§ **Goal**
Reproduce all of the data that follows, character for character.

Extracts from a graphics dataset:
— start —

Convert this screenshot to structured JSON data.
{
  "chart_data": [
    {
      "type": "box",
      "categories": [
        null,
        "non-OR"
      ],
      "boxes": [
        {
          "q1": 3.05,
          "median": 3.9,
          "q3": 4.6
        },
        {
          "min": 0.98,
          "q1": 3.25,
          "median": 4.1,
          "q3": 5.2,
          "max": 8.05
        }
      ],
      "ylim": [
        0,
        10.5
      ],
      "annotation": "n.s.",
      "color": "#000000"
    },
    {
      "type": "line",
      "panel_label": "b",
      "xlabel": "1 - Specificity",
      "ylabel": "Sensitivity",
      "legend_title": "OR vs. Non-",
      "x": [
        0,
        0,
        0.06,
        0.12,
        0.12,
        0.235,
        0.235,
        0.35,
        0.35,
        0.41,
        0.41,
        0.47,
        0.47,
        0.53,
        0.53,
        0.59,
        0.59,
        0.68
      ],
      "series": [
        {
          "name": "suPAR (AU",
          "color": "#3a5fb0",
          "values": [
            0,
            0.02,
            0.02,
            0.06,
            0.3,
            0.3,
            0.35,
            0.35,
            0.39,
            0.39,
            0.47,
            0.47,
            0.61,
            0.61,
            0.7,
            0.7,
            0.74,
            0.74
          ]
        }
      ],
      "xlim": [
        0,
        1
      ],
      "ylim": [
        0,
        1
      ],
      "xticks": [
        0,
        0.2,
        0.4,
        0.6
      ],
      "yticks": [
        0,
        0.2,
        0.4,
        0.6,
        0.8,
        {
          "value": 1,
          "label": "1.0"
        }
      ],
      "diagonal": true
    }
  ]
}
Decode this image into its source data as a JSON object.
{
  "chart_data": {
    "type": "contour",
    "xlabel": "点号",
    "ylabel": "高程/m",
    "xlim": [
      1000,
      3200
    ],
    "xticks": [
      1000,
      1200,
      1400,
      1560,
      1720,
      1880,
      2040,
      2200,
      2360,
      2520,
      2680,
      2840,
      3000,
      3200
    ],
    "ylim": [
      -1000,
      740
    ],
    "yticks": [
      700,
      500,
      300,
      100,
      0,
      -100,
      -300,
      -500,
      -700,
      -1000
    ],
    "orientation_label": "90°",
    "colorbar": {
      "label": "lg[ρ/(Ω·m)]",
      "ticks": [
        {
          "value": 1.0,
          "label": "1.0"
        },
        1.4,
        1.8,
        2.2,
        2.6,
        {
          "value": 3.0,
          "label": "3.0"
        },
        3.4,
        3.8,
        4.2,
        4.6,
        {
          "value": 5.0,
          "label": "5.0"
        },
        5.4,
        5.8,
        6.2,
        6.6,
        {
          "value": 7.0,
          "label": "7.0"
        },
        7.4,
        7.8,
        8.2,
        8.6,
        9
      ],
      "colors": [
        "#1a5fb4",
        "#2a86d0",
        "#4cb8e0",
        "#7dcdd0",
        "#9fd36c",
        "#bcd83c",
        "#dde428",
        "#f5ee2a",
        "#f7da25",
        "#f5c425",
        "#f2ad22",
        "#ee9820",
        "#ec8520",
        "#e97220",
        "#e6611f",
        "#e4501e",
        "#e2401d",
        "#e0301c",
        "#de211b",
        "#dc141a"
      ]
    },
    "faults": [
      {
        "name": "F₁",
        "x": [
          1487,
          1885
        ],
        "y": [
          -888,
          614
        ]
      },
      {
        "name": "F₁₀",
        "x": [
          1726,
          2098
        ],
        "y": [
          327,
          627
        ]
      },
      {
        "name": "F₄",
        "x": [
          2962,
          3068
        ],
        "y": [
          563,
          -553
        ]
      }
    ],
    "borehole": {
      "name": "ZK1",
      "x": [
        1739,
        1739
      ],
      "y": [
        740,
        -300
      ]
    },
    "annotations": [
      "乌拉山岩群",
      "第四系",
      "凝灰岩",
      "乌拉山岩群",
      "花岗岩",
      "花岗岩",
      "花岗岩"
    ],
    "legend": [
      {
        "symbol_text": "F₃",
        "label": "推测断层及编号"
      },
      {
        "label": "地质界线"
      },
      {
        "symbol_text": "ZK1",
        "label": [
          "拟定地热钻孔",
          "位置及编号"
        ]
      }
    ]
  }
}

— end —

§ **Answer in full**
Convert this screenshot to structured JSON data.
{
  "chart_data": [
    {
      "type": "box",
      "categories": [
        null,
        "non-OR"
      ],
      "boxes": [
        {
          "q1": 3.05,
          "median": 3.9,
          "q3": 4.6
        },
        {
          "min": 0.98,
          "q1": 3.25,
          "median": 4.1,
          "q3": 5.2,
          "max": 8.05
        }
      ],
      "ylim": [
        0,
        10.5
      ],
      "annotation": "n.s.",
      "color": "#000000"
    },
    {
      "type": "line",
      "panel_label": "b",
      "xlabel": "1 - Specificity",
      "ylabel": "Sensitivity",
      "legend_title": "OR vs. Non-",
      "x": [
        0,
        0,
        0.06,
        0.12,
        0.12,
        0.235,
        0.235,
        0.35,
        0.35,
        0.41,
        0.41,
        0.47,
        0.47,
        0.53,
        0.53,
        0.59,
        0.59,
        0.68
      ],
      "series": [
        {
          "name": "suPAR (AU",
          "color": "#3a5fb0",
          "values": [
            0,
            0.02,
            0.02,
            0.06,
            0.3,
            0.3,
            0.35,
            0.35,
            0.39,
            0.39,
            0.47,
            0.47,
            0.61,
            0.61,
            0.7,
            0.7,
            0.74,
            0.74
          ]
        }
      ],
      "xlim": [
        0,
        1
      ],
      "ylim": [
        0,
        1
      ],
      "xticks": [
        0,
        0.2,
        0.4,
        0.6
      ],
      "yticks": [
        0,
        0.2,
        0.4,
        0.6,
        0.8,
        {
          "value": 1,
          "label": "1.0"
        }
      ],
      "diagonal": true
    }
  ]
}
Decode this image into its source data as a JSON object.
{
  "chart_data": {
    "type": "contour",
    "xlabel": "点号",
    "ylabel": "高程/m",
    "xlim": [
      1000,
      3200
    ],
    "xticks": [
      1000,
      1200,
      1400,
      1560,
      1720,
      1880,
      2040,
      2200,
      2360,
      2520,
      2680,
      2840,
      3000,
      3200
    ],
    "ylim": [
      -1000,
      740
    ],
    "yticks": [
      700,
      500,
      300,
      100,
      0,
      -100,
      -300,
      -500,
      -700,
      -1000
    ],
    "orientation_label": "90°",
    "colorbar": {
      "label": "lg[ρ/(Ω·m)]",
      "ticks": [
        {
          "value": 1.0,
          "label": "1.0"
        },
        1.4,
        1.8,
        2.2,
        2.6,
        {
          "value": 3.0,
          "label": "3.0"
        },
        3.4,
        3.8,
        4.2,
        4.6,
        {
          "value": 5.0,
          "label": "5.0"
        },
        5.4,
        5.8,
        6.2,
        6.6,
        {
          "value": 7.0,
          "label": "7.0"
        },
        7.4,
        7.8,
        8.2,
        8.6,
        9
      ],
      "colors": [
        "#1a5fb4",
        "#2a86d0",
        "#4cb8e0",
        "#7dcdd0",
        "#9fd36c",
        "#bcd83c",
        "#dde428",
        "#f5ee2a",
        "#f7da25",
        "#f5c425",
        "#f2ad22",
        "#ee9820",
        "#ec8520",
        "#e97220",
        "#e6611f",
        "#e4501e",
        "#e2401d",
        "#e0301c",
        "#de211b",
        "#dc141a"
      ]
    },
    "faults": [
      {
        "name": "F₁",
        "x": [
          1487,
          1885
        ],
        "y": [
          -888,
          614
        ]
      },
      {
        "name": "F₁₀",
        "x": [
          1726,
          2098
        ],
        "y": [
          327,
          627
        ]
      },
      {
        "name": "F₄",
        "x": [
          2962,
          3068
        ],
        "y": [
          563,
          -553
        ]
      }
    ],
    "borehole": {
      "name": "ZK1",
      "x": [
        1739,
        1739
      ],
      "y": [
        740,
        -300
      ]
    },
    "annotations": [
      "乌拉山岩群",
      "第四系",
      "凝灰岩",
      "乌拉山岩群",
      "花岗岩",
      "花岗岩",
      "花岗岩"
    ],
    "legend": [
      {
        "symbol_text": "F₃",
        "label": "推测断层及编号"
      },
      {
        "label": "地质界线"
      },
      {
        "symbol_text": "ZK1",
        "label": [
          "拟定地热钻孔",
          "位置及编号"
        ]
      }
    ]
  }
}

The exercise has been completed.